▸ AUFGABEN
- a) Gib aus dem Text über die AKT den Abschnitt von "Es ist jetzt" bis einschließlich "einen Arbeitskreis Zirkus." wortgetreu aus.
- b) Welche etablierten Tierschutzthemen zählt der Text über die AKT auf? Nenne sie alle.
- c) Schreib den Text über die AKT nach seinem letzten Satz weiter.

▸ AUSGEWÄHLTER TEXT

---

Peter Arras über die Arbeit seiner AKT- AKTION KONSEQUENTER TIERSCHUTZ

Es ist jetzt zehn Jahre her, als ich vor Tierrechtlern in München die Ergebnisse meiner vierjäh­rigen Re­cherche über die Lebensbedingungen der Tiere in Zirkusunternehmen in Form eines Plädoyers vortrug. Ziel war es, daß das Thema „Zirkustiere“ politisch angegangen werden sollte was zum damali­gen Zeitpunkt noch nirgends der Fall war. Ich hatte Erfolg, die Tierversuchsgegner München bildeten einen Arbeitskreis Zirkus.

Das genau ist es, was ich von Anbeginn meiner Tierschutzarbeit wollte, die ich vor sieben Jahren unter den Namen AKT stellte und die seit zwei Jahren eine gemeinnützige Gesell­schaft ist. Handlungsbedarf recherchieren und aufzeigen, denn von jeher war mir klar, daß es neben den etablierten Tierschutzthe­men wie Tierversuche, Massentierhaltung, „Pelztiere“ und neben den Tiergruppen der Hunde und Katzen riesige Probleme gibt, die noch nicht oder nie ange­gangen werden würden, wenn niemand den Anfang macht. Nach dem  Motto: „Es gibt nichts Gutes außer man tut es“, ist die AKT bestrebt, unterrepräsentierte Tierschutzthemen aufzugrei­fen und sich für die Stimmlosen unter den
Tie­ren einzusetzen.
Dabei sind wir zunächst schon damit zufrieden, innerhalb der Tierschutz- Tierrechtsbewegung diese Themen anzubringen, andere Organisationen mit Infos zu versorgen und diese beim schwierigen Angehen der fachlich sehr aufwendigen Themen zu beraten, zusammenzuarbeiten.

---

▸ VORLIEGENDES MATERIAL
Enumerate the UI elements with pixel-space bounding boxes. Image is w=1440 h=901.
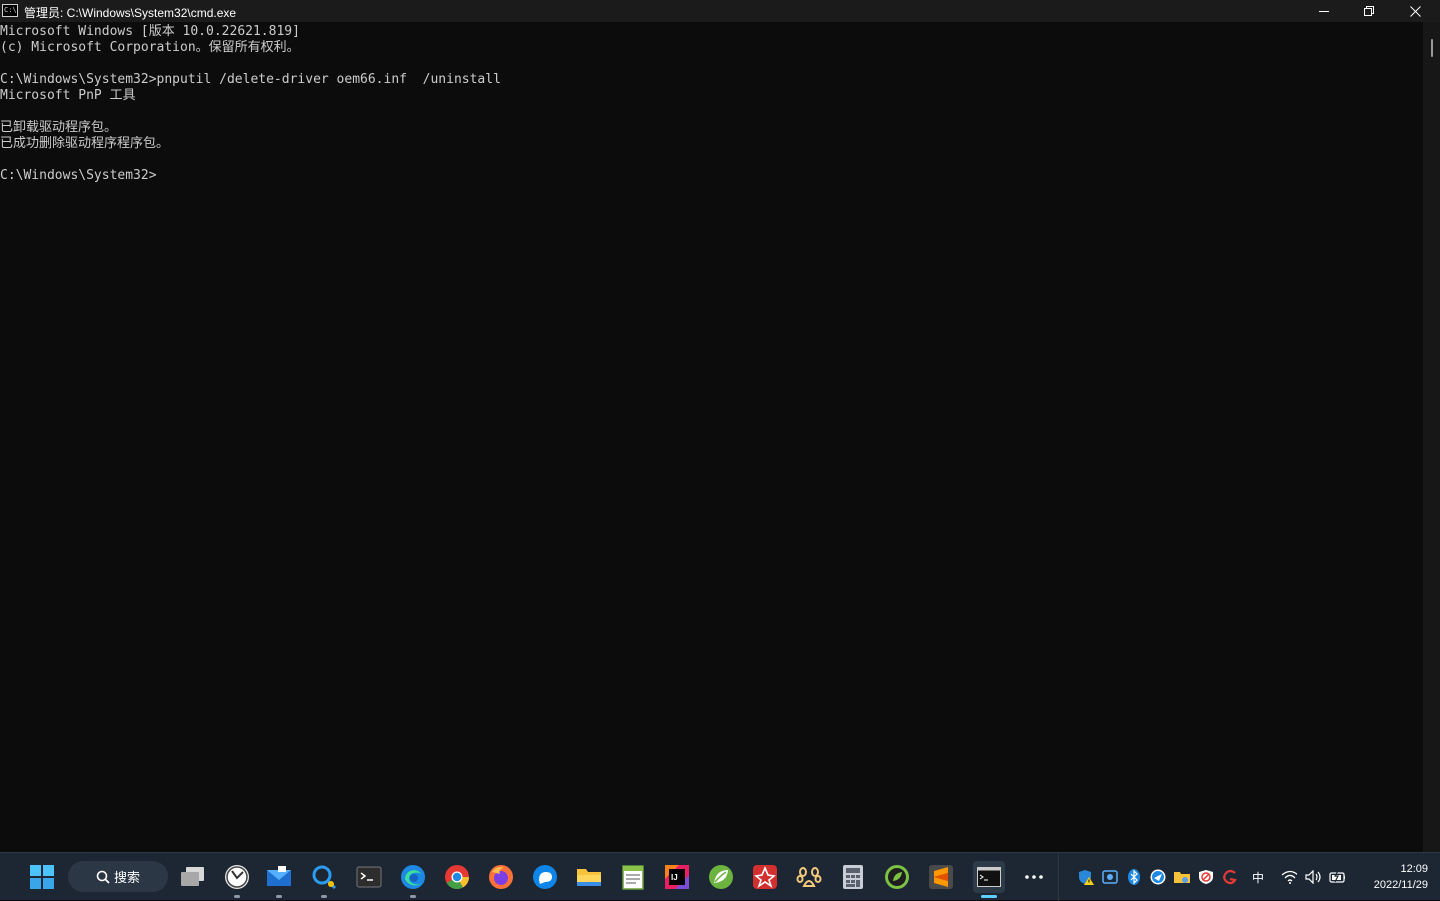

---

▸ ANTWORTEN
- a)
Es ist jetzt zehn Jahre her, als ich vor Tierrechtlern in München die Ergebnisse meiner vierjäh­rigen Re­cherche über die Lebensbedingungen der Tiere in Zirkusunternehmen in Form eines Plädoyers vortrug. Ziel war es, daß das Thema „Zirkustiere“ politisch angegangen werden sollte was zum damali­gen Zeitpunkt noch nirgends der Fall war. Ich hatte Erfolg, die Tierversuchsgegner München bildeten einen Arbeitskreis Zirkus.

- b) Tierversuche, Massentierhaltung, „Pelztiere“

- c)
Um hierbei flächendeckend für die Tiere erfolgreich zu sein, bedarf es der potenzierten Kraft der gesamten Bewegung, wir sind zu klein, um dem „Rest der Tierwelt“ zu ihrem Recht zu verhelfen. Nachdem ich das Thema Zirkus abgegeben hatte, wendete ich mich schon in Mün­chen dem noch größeren Problem der „Heimtiere“ zu, die jenseits von Recht, Gesetz und Öf­fentlichkeit hinter der grundgesetzlich abgeschotteten Privatsphäre ausschließlich der Willkür Ihrer Halter ausgeliefert sind. Betroffen sind auch hierbei hauptsächlich Tiere wildlebender Arten und Kleintiere deren Leid stumm und deshalb kaum vernehmlich ist, wenn man nichts über ihre Biolo­gie und Ethologie weiß. Ihr Leid wird in der Öffentlichkeit nicht mit dem Jammern gemarter­ter „Versuchs- oder Schlachttiere“ konkurrieren können, dennoch leiden auch sie in erhebli­chen Ausmaß.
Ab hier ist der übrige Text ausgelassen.